Exercise objective
Each record below must be returned exactly as shown.

Working data
****************************************
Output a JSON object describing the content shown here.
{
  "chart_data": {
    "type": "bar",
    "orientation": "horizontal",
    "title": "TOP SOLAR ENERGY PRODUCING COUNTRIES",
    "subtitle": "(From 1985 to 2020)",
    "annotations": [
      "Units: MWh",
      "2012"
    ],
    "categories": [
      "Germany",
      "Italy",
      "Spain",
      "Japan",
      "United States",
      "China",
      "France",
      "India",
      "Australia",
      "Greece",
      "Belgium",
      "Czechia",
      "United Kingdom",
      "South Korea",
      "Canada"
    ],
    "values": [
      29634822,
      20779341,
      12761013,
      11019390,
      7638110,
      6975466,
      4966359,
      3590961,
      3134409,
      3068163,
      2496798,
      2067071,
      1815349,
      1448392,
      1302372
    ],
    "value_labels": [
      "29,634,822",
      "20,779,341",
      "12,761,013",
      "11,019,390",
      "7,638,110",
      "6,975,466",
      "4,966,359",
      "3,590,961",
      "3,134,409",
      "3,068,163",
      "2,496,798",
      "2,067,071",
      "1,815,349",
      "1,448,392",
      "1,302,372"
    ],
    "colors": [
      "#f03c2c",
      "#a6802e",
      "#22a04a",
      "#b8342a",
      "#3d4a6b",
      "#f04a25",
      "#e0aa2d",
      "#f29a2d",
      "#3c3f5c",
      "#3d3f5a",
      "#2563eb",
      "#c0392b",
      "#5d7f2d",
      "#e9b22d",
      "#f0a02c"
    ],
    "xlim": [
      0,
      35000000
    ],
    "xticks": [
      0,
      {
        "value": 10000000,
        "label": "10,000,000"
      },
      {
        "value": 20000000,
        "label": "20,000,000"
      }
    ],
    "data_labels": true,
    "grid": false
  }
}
****************************************
Finished answer
Output a JSON object describing the content shown here.
{
  "chart_data": {
    "type": "bar",
    "orientation": "horizontal",
    "title": "TOP SOLAR ENERGY PRODUCING COUNTRIES",
    "subtitle": "(From 1985 to 2020)",
    "annotations": [
      "Units: MWh",
      "2012"
    ],
    "categories": [
      "Germany",
      "Italy",
      "Spain",
      "Japan",
      "United States",
      "China",
      "France",
      "India",
      "Australia",
      "Greece",
      "Belgium",
      "Czechia",
      "United Kingdom",
      "South Korea",
      "Canada"
    ],
    "values": [
      29634822,
      20779341,
      12761013,
      11019390,
      7638110,
      6975466,
      4966359,
      3590961,
      3134409,
      3068163,
      2496798,
      2067071,
      1815349,
      1448392,
      1302372
    ],
    "value_labels": [
      "29,634,822",
      "20,779,341",
      "12,761,013",
      "11,019,390",
      "7,638,110",
      "6,975,466",
      "4,966,359",
      "3,590,961",
      "3,134,409",
      "3,068,163",
      "2,496,798",
      "2,067,071",
      "1,815,349",
      "1,448,392",
      "1,302,372"
    ],
    "colors": [
      "#f03c2c",
      "#a6802e",
      "#22a04a",
      "#b8342a",
      "#3d4a6b",
      "#f04a25",
      "#e0aa2d",
      "#f29a2d",
      "#3c3f5c",
      "#3d3f5a",
      "#2563eb",
      "#c0392b",
      "#5d7f2d",
      "#e9b22d",
      "#f0a02c"
    ],
    "xlim": [
      0,
      35000000
    ],
    "xticks": [
      0,
      {
        "value": 10000000,
        "label": "10,000,000"
      },
      {
        "value": 20000000,
        "label": "20,000,000"
      }
    ],
    "data_labels": true,
    "grid": false
  }
}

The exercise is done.